Problem to solve: Comb the records below for the string "Archibald" and copy each line where it turns up.

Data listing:

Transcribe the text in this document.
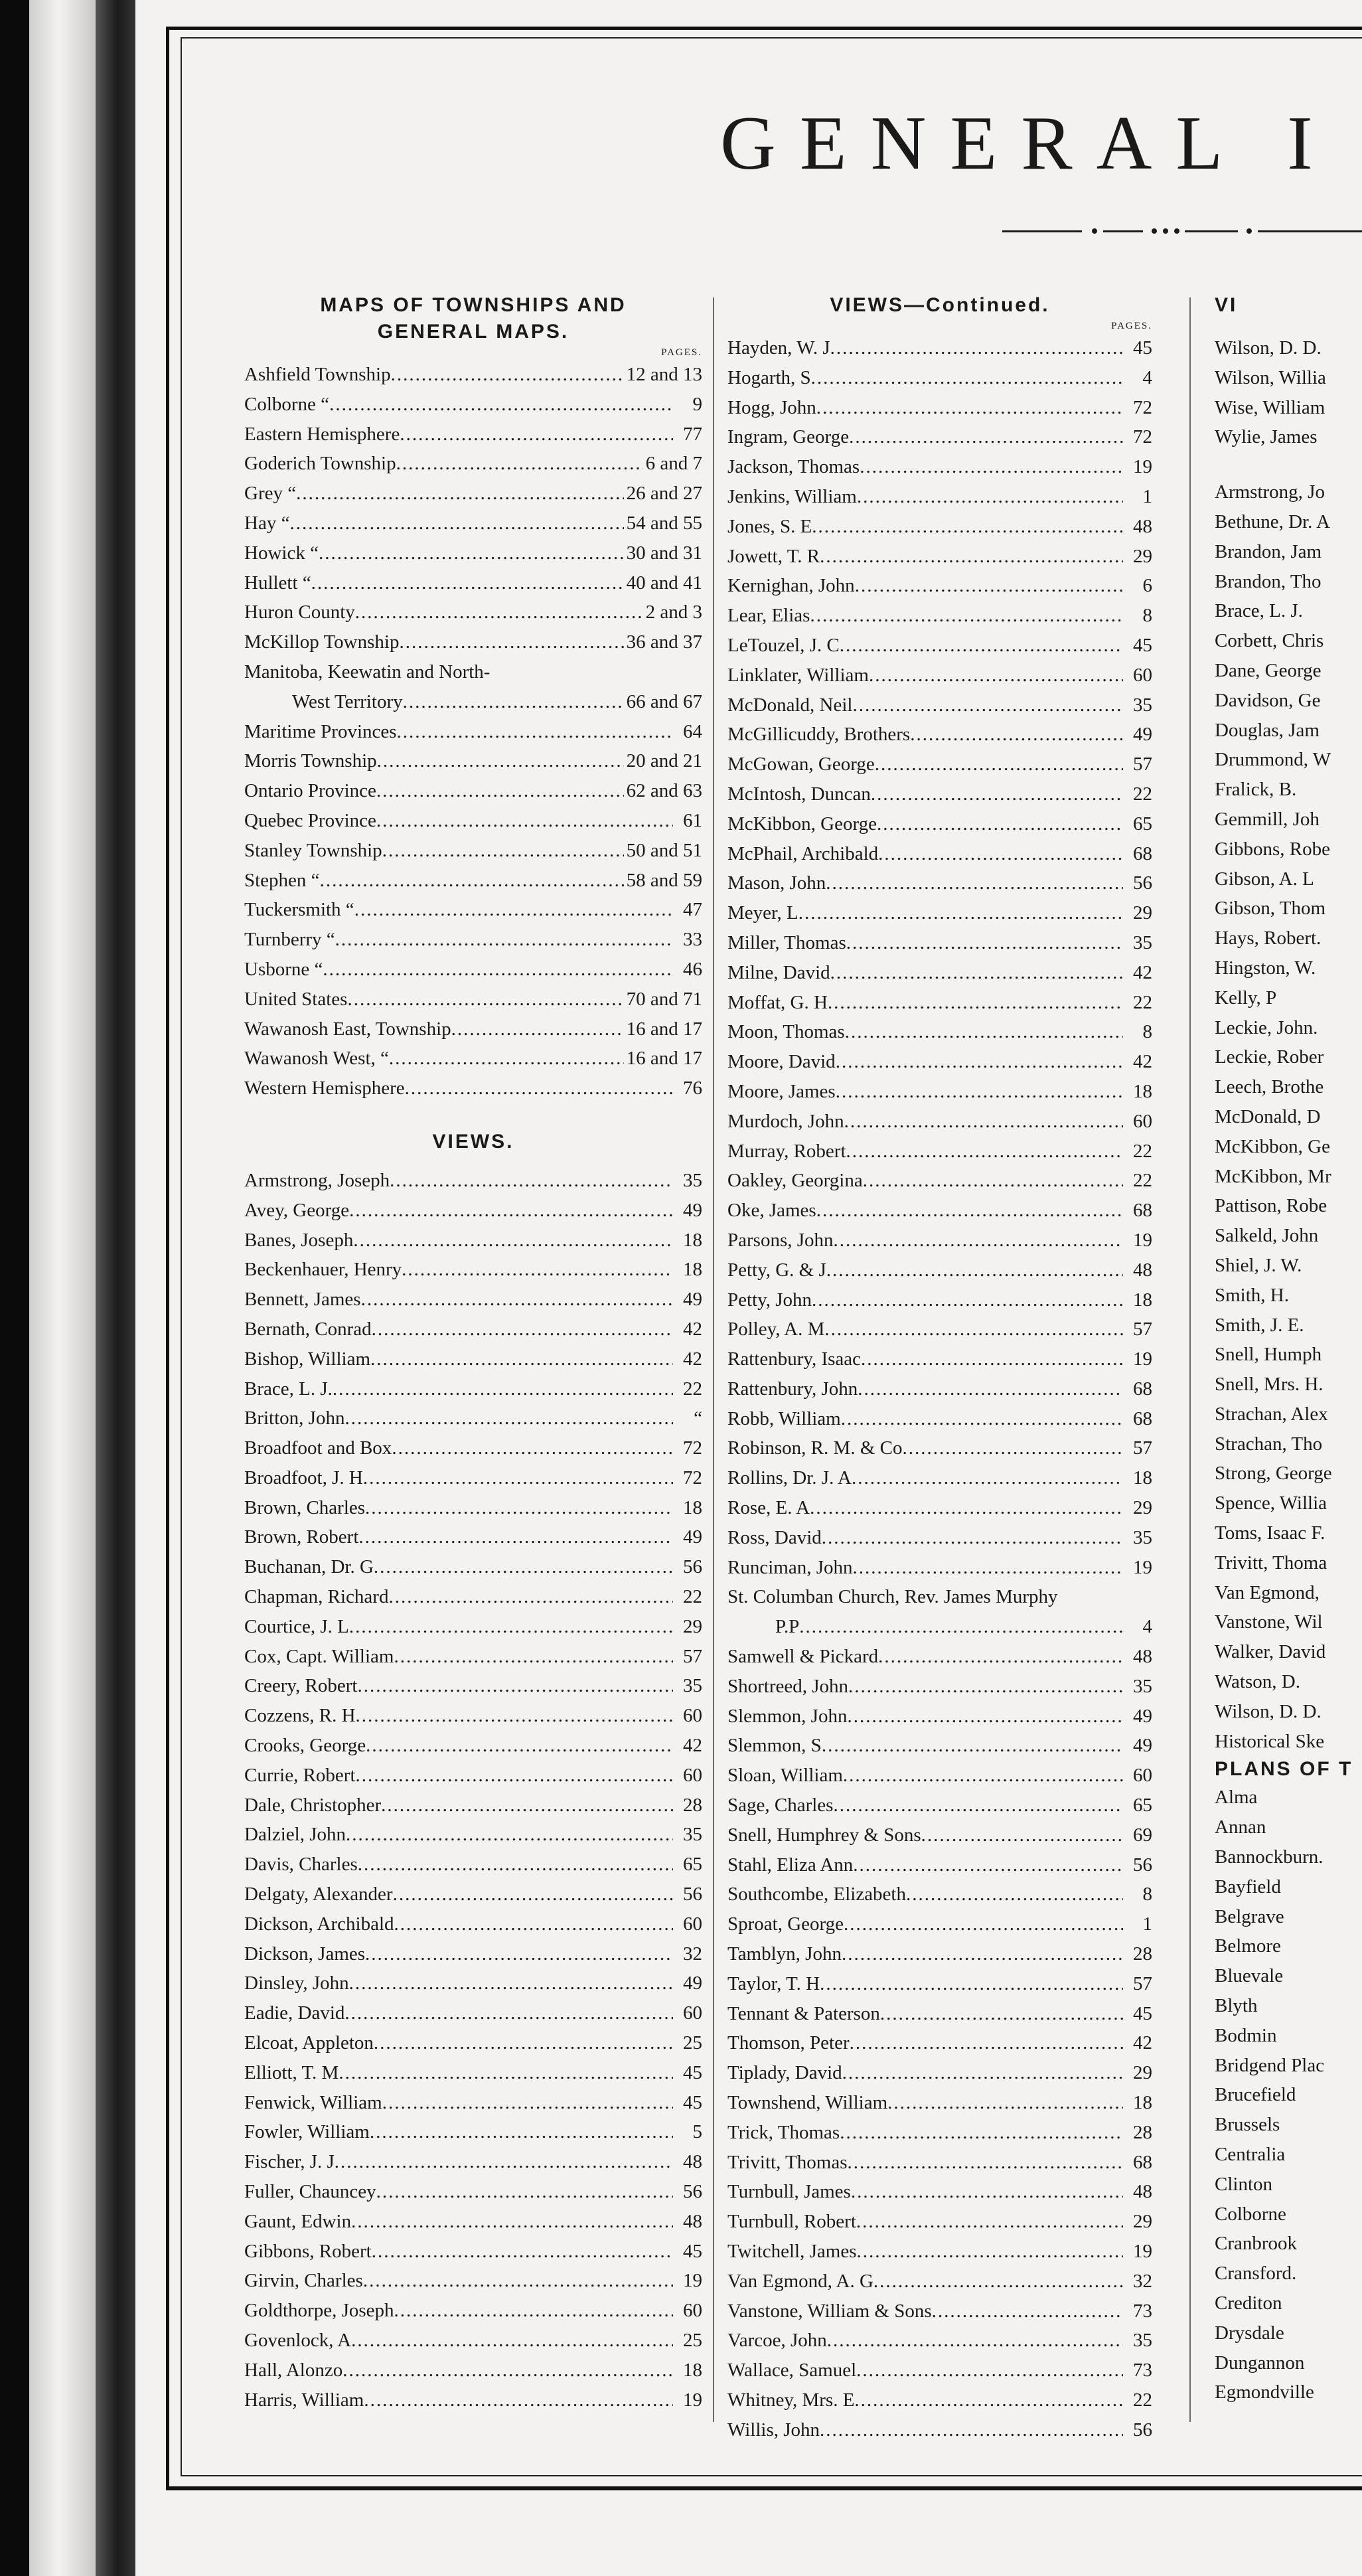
GENERAL I
MAPS OF TOWNSHIPS AND
GENERAL MAPS.
PAGES.
Ashfield Township .....	12 and 13
Colborne “ .....	9
Eastern Hemisphere .....	77
Goderich Township .....	6 and 7
Grey “ .....	26 and 27
Hay “ .....	54 and 55
Howick “ .....	30 and 31
Hullett “ .....	40 and 41
Huron County .....	2 and 3
McKillop Township .....	36 and 37
Manitoba, Keewatin and North-
West Territory .....	66 and 67
Maritime Provinces .....	64
Morris Township .....	20 and 21
Ontario Province .....	62 and 63
Quebec Province .....	61
Stanley Township .....	50 and 51
Stephen “ .....	58 and 59
Tuckersmith “ .....	47
Turnberry “ .....	33
Usborne “ .....	46
United States .....	70 and 71
Wawanosh East, Township .....	16 and 17
Wawanosh West, “ .....	16 and 17
Western Hemisphere .....	76
VIEWS.
Armstrong, Joseph .....	35
Avey, George .....	49
Banes, Joseph .....	18
Beckenhauer, Henry .....	18
Bennett, James .....	49
Bernath, Conrad .....	42
Bishop, William .....	42
Brace, L. J. .....	22
Britton, John .....	“
Broadfoot and Box .....	72
Broadfoot, J. H .....	72
Brown, Charles .....	18
Brown, Robert .....	49
Buchanan, Dr. G .....	56
Chapman, Richard .....	22
Courtice, J. L .....	29
Cox, Capt. William .....	57
Creery, Robert .....	35
Cozzens, R. H .....	60
Crooks, George .....	42
Currie, Robert .....	60
Dale, Christopher .....	28
Dalziel, John .....	35
Davis, Charles .....	65
Delgaty, Alexander .....	56
Dickson, Archibald .....	60
Dickson, James .....	32
Dinsley, John .....	49
Eadie, David .....	60
Elcoat, Appleton .....	25
Elliott, T. M .....	45
Fenwick, William .....	45
Fowler, William .....	5
Fischer, J. J .....	48
Fuller, Chauncey .....	56
Gaunt, Edwin .....	48
Gibbons, Robert .....	45
Girvin, Charles .....	19
Goldthorpe, Joseph .....	60
Govenlock, A .....	25
Hall, Alonzo .....	18
Harris, William .....	19
VIEWS—Continued.
PAGES.
Hayden, W. J .....	45
Hogarth, S .....	4
Hogg, John .....	72
Ingram, George .....	72
Jackson, Thomas .....	19
Jenkins, William .....	1
Jones, S. E .....	48
Jowett, T. R .....	29
Kernighan, John .....	6
Lear, Elias .....	8
LeTouzel, J. C .....	45
Linklater, William .....	60
McDonald, Neil .....	35
McGillicuddy, Brothers .....	49
McGowan, George .....	57
McIntosh, Duncan .....	22
McKibbon, George .....	65
McPhail, Archibald .....	68
Mason, John .....	56
Meyer, L .....	29
Miller, Thomas .....	35
Milne, David .....	42
Moffat, G. H .....	22
Moon, Thomas .....	8
Moore, David .....	42
Moore, James .....	18
Murdoch, John .....	60
Murray, Robert .....	22
Oakley, Georgina .....	22
Oke, James .....	68
Parsons, John .....	19
Petty, G. & J .....	48
Petty, John .....	18
Polley, A. M .....	57
Rattenbury, Isaac .....	19
Rattenbury, John .....	68
Robb, William .....	68
Robinson, R. M. & Co .....	57
Rollins, Dr. J. A .....	18
Rose, E. A .....	29
Ross, David .....	35
Runciman, John .....	19
St. Columban Church, Rev. James Murphy
P.P .....	4
Samwell & Pickard .....	48
Shortreed, John .....	35
Slemmon, John .....	49
Slemmon, S .....	49
Sloan, William .....	60
Sage, Charles .....	65
Snell, Humphrey & Sons .....	69
Stahl, Eliza Ann .....	56
Southcombe, Elizabeth .....	8
Sproat, George .....	1
Tamblyn, John .....	28
Taylor, T. H .....	57
Tennant & Paterson .....	45
Thomson, Peter .....	42
Tiplady, David .....	29
Townshend, William .....	18
Trick, Thomas .....	28
Trivitt, Thomas .....	68
Turnbull, James .....	48
Turnbull, Robert .....	29
Twitchell, James .....	19
Van Egmond, A. G .....	32
Vanstone, William & Sons .....	73
Varcoe, John .....	35
Wallace, Samuel .....	73
Whitney, Mrs. E .....	22
Willis, John .....	56
VI
Wilson, D. D.
Wilson, Willia
Wise, William
Wylie, James
Armstrong, Jo
Bethune, Dr. A
Brandon, Jam
Brandon, Tho
Brace, L. J.
Corbett, Chris
Dane, George
Davidson, Ge
Douglas, Jam
Drummond, W
Fralick, B.
Gemmill, Joh
Gibbons, Robe
Gibson, A. L
Gibson, Thom
Hays, Robert.
Hingston, W.
Kelly, P
Leckie, John.
Leckie, Rober
Leech, Brothe
McDonald, D
McKibbon, Ge
McKibbon, Mr
Pattison, Robe
Salkeld, John
Shiel, J. W.
Smith, H.
Smith, J. E.
Snell, Humph
Snell, Mrs. H.
Strachan, Alex
Strachan, Tho
Strong, George
Spence, Willia
Toms, Isaac F.
Trivitt, Thoma
Van Egmond,
Vanstone, Wil
Walker, David
Watson, D.
Wilson, D. D.
Historical Ske
PLANS OF T
Alma
Annan
Bannockburn.
Bayfield
Belgrave
Belmore
Bluevale
Blyth
Bodmin
Bridgend Plac
Brucefield
Brussels
Centralia
Clinton
Colborne
Cranbrook
Cransford.
Crediton
Drysdale
Dungannon
Egmondville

Full solution:
Dickson, Archibald .....	60
McPhail, Archibald .....	68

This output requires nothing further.